Aim of the exercise ▸ Gather from the material every line that contains the string "Migrate".

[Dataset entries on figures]
━━━━━━━━━━

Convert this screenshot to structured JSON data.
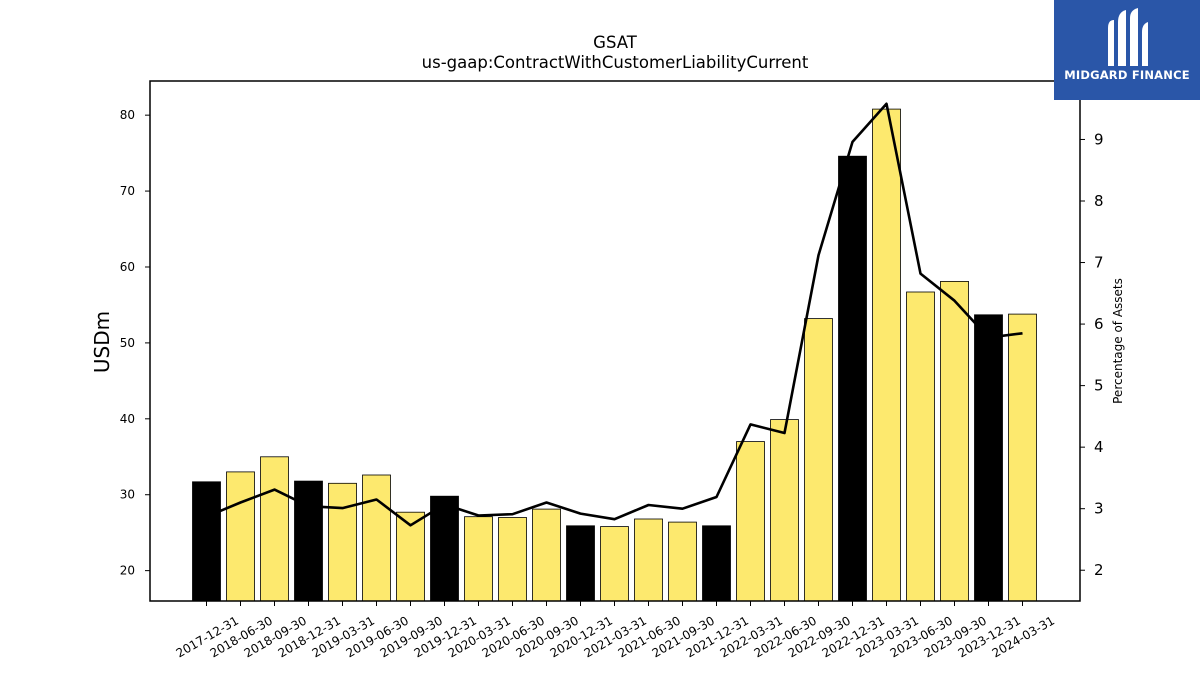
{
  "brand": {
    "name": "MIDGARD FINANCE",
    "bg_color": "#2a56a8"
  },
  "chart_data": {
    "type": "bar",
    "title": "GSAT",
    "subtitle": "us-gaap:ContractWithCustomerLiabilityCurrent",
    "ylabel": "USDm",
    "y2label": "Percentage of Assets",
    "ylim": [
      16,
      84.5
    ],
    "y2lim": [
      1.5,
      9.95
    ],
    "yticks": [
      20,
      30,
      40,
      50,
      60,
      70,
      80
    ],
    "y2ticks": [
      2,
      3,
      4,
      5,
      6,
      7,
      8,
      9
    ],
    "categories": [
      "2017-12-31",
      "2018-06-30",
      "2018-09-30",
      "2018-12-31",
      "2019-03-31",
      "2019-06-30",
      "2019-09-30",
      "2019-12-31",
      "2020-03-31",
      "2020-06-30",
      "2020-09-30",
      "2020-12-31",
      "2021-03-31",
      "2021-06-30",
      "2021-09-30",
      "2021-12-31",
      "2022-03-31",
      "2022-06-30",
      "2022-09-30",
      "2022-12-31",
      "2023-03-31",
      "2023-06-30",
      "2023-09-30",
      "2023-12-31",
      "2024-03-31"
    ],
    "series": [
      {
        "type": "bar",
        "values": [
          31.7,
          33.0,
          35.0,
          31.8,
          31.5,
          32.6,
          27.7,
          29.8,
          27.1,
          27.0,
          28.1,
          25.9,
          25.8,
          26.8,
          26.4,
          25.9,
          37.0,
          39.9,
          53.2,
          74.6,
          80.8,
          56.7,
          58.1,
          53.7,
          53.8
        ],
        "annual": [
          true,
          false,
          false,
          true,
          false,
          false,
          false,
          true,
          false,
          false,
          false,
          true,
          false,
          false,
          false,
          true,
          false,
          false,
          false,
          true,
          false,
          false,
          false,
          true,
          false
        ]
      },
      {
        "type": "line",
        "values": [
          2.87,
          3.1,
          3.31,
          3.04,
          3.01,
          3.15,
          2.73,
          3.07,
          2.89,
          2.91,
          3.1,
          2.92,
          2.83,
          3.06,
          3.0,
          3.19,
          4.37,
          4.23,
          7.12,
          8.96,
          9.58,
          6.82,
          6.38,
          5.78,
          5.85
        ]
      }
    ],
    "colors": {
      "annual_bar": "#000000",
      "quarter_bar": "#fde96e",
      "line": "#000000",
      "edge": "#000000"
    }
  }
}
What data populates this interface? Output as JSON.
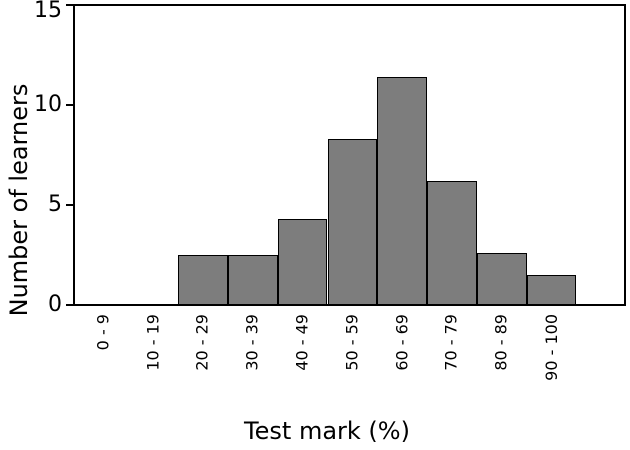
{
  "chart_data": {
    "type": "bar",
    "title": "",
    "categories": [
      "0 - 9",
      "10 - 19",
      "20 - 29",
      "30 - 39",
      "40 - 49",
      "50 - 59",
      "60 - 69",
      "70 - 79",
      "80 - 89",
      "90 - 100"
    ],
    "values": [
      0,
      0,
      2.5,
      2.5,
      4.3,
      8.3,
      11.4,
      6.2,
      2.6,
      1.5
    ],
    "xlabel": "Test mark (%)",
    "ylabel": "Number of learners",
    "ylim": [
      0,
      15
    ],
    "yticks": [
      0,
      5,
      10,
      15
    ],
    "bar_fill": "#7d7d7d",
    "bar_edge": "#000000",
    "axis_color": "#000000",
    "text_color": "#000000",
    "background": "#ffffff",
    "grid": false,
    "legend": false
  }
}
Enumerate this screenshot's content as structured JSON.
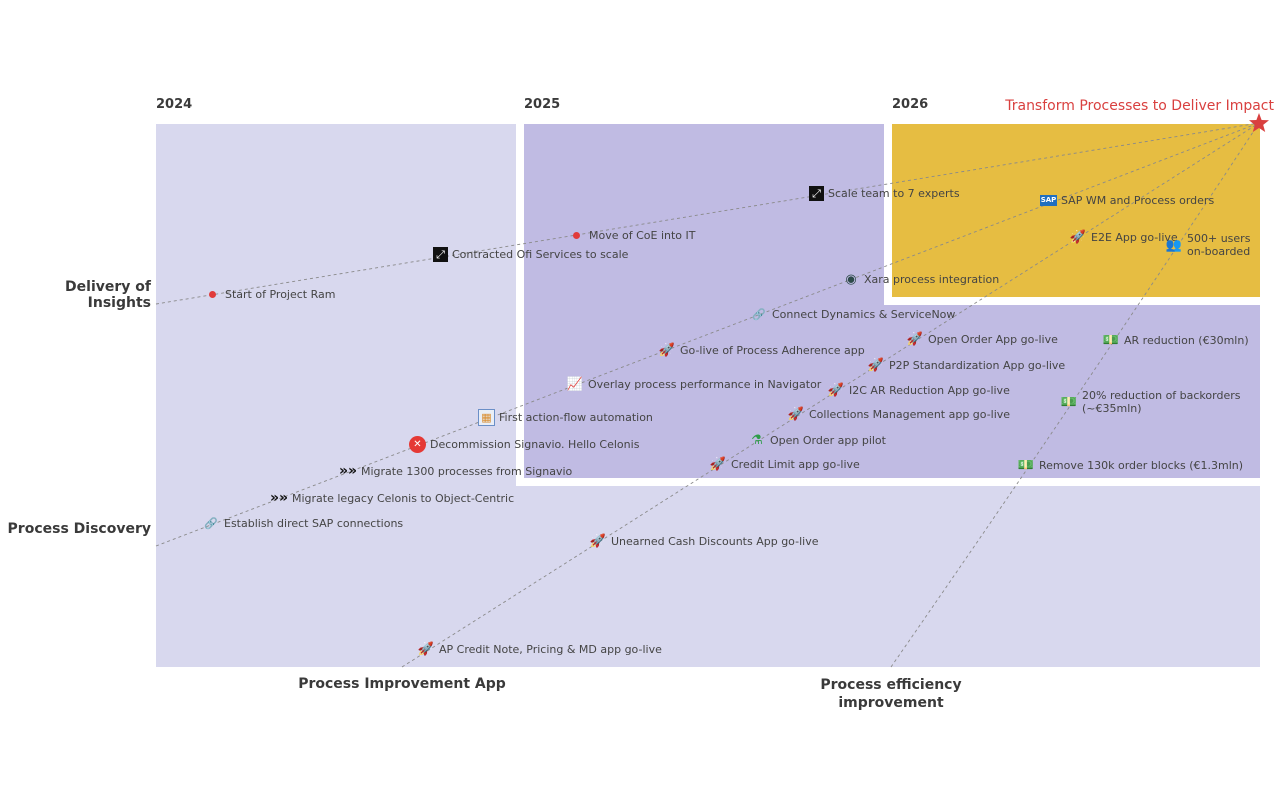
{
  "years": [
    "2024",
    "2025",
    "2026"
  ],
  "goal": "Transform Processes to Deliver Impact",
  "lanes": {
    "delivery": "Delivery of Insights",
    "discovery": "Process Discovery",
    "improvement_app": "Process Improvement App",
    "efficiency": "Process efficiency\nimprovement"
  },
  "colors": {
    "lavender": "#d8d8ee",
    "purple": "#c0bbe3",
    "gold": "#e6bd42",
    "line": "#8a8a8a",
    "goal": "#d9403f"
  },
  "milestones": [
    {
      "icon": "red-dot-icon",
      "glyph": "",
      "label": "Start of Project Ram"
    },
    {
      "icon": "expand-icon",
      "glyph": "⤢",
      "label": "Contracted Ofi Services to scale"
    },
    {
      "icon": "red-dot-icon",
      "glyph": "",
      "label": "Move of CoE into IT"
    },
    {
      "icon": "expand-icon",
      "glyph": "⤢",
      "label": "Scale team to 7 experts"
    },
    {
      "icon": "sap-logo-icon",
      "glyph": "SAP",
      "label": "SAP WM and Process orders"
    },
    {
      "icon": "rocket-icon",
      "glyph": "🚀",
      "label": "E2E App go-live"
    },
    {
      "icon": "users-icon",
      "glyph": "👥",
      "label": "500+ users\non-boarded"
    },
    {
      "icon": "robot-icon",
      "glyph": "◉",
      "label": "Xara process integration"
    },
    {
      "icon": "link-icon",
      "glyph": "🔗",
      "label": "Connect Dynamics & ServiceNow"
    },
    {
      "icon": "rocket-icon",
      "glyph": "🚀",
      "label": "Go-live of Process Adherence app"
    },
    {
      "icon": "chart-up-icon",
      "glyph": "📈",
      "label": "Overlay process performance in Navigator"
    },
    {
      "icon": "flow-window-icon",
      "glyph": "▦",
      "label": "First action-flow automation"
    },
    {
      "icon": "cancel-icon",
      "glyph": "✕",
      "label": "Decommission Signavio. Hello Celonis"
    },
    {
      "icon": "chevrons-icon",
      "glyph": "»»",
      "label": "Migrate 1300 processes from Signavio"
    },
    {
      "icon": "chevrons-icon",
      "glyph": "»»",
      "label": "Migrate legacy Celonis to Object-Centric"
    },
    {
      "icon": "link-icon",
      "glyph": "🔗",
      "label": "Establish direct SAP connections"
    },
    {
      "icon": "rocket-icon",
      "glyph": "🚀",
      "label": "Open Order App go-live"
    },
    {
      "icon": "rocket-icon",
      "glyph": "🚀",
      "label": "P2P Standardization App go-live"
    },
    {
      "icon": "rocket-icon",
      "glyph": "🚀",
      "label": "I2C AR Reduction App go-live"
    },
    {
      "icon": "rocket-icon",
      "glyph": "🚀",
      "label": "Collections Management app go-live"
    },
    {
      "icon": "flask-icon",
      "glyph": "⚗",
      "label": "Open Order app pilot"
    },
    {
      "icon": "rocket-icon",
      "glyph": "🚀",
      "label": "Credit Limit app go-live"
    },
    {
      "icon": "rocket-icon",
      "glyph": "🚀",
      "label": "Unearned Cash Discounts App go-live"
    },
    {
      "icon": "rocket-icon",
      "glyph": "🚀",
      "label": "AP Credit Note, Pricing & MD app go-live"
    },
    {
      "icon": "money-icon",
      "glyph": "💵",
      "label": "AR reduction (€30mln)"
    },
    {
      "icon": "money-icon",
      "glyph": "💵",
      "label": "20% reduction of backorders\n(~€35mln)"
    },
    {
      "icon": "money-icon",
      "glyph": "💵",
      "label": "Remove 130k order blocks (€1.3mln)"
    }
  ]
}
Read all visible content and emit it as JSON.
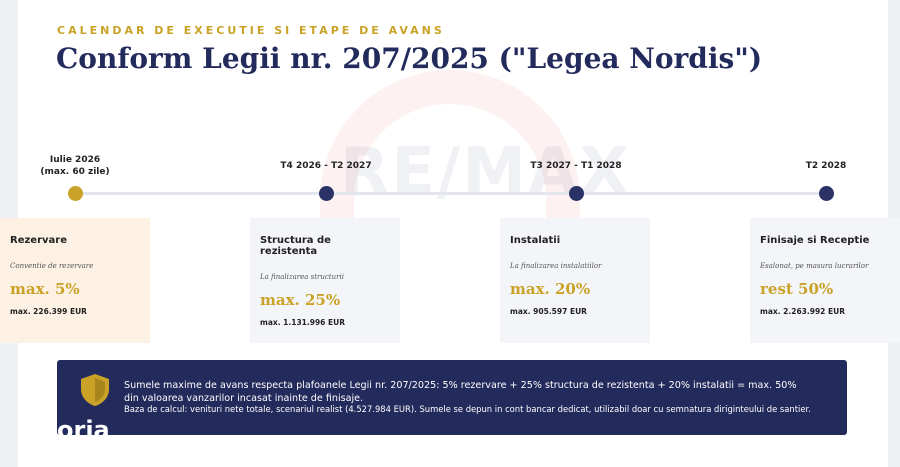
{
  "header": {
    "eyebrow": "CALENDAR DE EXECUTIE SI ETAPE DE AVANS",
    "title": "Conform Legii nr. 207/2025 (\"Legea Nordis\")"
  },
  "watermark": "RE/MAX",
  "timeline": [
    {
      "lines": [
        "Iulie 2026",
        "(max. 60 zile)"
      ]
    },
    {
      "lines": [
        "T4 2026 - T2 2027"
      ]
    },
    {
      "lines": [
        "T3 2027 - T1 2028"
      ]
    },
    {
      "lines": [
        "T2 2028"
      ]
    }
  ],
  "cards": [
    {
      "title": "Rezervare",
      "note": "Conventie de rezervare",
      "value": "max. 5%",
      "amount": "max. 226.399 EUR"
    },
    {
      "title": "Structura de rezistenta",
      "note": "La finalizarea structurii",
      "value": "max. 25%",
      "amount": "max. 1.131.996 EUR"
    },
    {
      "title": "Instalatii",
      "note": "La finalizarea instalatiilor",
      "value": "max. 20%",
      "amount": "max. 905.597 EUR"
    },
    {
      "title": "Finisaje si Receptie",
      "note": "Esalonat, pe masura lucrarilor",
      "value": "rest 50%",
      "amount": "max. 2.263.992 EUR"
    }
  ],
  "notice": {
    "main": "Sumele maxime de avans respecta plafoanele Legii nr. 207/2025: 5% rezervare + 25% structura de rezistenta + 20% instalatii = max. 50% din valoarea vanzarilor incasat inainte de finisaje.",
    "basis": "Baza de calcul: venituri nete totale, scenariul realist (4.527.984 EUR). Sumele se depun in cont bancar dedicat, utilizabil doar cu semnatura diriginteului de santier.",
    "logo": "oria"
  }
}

━━━━━━━━━━

Task answer ▸
      "label": "Migrate 1300 processes from Signavio"
      "label": "Migrate legacy Celonis to Object-Centric"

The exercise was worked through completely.